» **The exercise**
Count the lines in the records below that contain the word "multimedialnych", and give only that number.

» **Data**
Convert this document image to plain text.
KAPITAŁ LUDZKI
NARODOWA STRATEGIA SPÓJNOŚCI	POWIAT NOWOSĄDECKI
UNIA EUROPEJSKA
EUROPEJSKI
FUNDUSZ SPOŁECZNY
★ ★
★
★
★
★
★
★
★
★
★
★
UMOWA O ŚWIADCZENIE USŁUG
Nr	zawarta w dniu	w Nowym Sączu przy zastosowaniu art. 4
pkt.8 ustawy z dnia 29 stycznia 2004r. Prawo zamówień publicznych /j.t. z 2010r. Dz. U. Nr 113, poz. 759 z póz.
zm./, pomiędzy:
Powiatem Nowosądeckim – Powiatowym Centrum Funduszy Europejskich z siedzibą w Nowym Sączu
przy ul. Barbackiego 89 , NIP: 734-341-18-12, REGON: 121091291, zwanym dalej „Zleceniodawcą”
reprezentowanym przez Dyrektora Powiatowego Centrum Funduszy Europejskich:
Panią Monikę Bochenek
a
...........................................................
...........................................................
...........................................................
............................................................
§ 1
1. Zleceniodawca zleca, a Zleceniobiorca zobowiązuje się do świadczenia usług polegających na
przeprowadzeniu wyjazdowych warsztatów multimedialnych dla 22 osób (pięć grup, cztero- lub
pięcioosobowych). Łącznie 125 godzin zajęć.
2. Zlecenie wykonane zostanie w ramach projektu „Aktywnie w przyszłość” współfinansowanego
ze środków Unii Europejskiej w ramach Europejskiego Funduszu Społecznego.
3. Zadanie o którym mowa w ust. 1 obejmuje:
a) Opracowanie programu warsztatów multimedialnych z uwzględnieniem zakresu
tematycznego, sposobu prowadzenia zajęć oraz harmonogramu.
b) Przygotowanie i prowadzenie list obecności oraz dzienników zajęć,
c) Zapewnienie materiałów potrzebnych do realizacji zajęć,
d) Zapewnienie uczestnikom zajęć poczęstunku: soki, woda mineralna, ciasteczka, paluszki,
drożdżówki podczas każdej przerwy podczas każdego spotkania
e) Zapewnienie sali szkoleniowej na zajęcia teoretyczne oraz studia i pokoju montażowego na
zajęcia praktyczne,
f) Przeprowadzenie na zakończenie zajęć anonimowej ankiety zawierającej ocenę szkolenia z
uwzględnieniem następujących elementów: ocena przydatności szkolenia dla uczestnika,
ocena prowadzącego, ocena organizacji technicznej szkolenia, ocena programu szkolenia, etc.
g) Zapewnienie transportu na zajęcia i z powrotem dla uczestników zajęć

* * *

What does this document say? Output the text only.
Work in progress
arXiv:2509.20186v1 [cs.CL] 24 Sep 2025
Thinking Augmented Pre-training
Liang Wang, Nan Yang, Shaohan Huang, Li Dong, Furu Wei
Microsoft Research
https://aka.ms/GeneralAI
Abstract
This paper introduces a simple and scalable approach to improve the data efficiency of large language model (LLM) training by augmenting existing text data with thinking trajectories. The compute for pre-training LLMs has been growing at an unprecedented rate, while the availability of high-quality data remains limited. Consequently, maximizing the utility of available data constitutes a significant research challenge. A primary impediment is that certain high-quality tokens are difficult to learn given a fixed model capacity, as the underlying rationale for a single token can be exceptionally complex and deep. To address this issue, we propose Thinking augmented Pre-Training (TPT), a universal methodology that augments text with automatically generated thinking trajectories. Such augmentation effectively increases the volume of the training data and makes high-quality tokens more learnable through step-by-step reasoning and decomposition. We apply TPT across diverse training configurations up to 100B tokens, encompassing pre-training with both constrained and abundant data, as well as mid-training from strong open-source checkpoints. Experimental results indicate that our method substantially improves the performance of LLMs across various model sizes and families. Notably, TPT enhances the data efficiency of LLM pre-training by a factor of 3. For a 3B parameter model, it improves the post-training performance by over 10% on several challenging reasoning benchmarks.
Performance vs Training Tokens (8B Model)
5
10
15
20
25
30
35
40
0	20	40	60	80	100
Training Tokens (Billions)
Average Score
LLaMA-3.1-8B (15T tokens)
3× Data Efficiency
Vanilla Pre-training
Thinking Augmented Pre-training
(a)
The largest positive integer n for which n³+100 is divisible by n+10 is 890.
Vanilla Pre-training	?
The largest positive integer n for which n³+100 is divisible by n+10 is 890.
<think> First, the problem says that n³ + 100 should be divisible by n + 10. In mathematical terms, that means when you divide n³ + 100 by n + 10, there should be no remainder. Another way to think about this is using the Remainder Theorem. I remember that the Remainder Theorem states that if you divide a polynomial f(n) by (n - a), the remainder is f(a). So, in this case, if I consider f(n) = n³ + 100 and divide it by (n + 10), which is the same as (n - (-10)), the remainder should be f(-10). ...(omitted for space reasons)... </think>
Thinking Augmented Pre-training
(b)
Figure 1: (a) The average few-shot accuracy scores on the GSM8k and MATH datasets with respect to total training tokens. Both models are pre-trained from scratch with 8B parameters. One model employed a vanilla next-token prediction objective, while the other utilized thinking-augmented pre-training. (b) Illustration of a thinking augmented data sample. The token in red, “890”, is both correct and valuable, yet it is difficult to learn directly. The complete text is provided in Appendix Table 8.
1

» **Expected output**
2